# Records to process

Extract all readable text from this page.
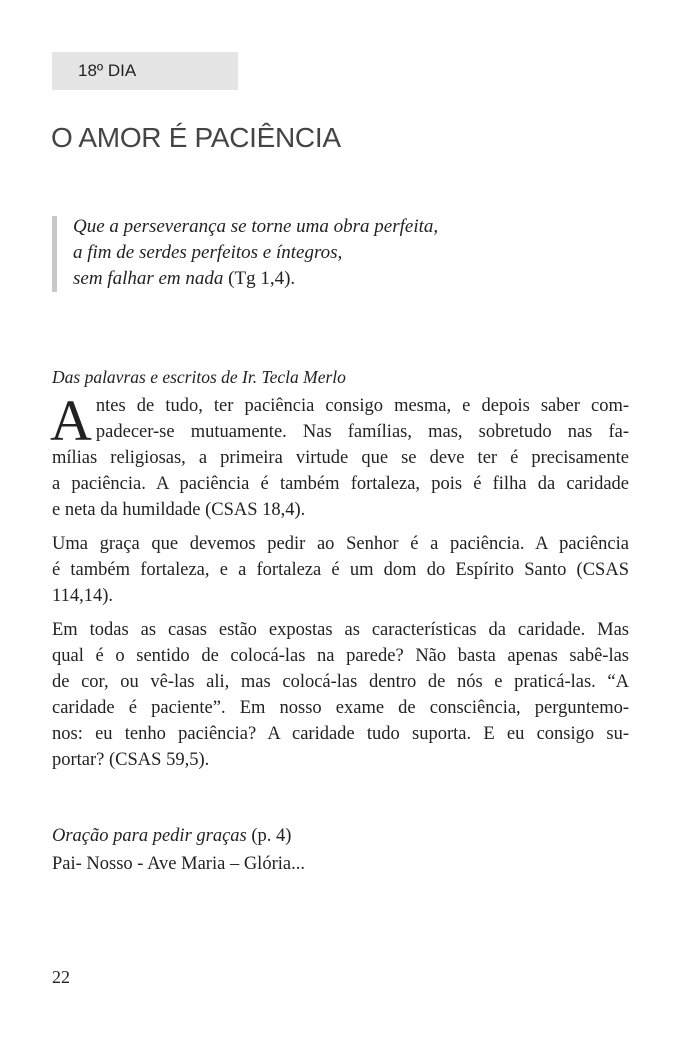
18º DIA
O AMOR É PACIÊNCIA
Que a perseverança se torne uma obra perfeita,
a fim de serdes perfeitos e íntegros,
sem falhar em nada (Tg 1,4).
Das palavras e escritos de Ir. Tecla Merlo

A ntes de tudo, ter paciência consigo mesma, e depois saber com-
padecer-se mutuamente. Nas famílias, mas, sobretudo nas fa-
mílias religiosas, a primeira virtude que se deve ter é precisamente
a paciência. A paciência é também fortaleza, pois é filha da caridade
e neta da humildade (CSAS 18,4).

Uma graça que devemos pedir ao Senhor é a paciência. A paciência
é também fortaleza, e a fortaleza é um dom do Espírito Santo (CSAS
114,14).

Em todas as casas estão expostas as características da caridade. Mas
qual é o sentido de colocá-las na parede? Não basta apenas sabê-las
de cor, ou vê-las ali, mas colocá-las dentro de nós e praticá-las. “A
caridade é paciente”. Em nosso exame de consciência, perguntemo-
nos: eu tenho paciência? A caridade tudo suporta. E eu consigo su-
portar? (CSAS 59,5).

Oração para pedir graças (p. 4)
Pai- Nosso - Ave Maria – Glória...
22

# Given request
Copy the entries above faithfully and omit every image.

# Reply
Extract all readable text from this page.
18º DIA
O AMOR É PACIÊNCIA
Que a perseverança se torne uma obra perfeita,
a fim de serdes perfeitos e íntegros,
sem falhar em nada (Tg 1,4).
Das palavras e escritos de Ir. Tecla Merlo

A ntes de tudo, ter paciência consigo mesma, e depois saber com-
padecer-se mutuamente. Nas famílias, mas, sobretudo nas fa-
mílias religiosas, a primeira virtude que se deve ter é precisamente
a paciência. A paciência é também fortaleza, pois é filha da caridade
e neta da humildade (CSAS 18,4).

Uma graça que devemos pedir ao Senhor é a paciência. A paciência
é também fortaleza, e a fortaleza é um dom do Espírito Santo (CSAS
114,14).

Em todas as casas estão expostas as características da caridade. Mas
qual é o sentido de colocá-las na parede? Não basta apenas sabê-las
de cor, ou vê-las ali, mas colocá-las dentro de nós e praticá-las. “A
caridade é paciente”. Em nosso exame de consciência, perguntemo-
nos: eu tenho paciência? A caridade tudo suporta. E eu consigo su-
portar? (CSAS 59,5).

Oração para pedir graças (p. 4)
Pai- Nosso - Ave Maria – Glória...
22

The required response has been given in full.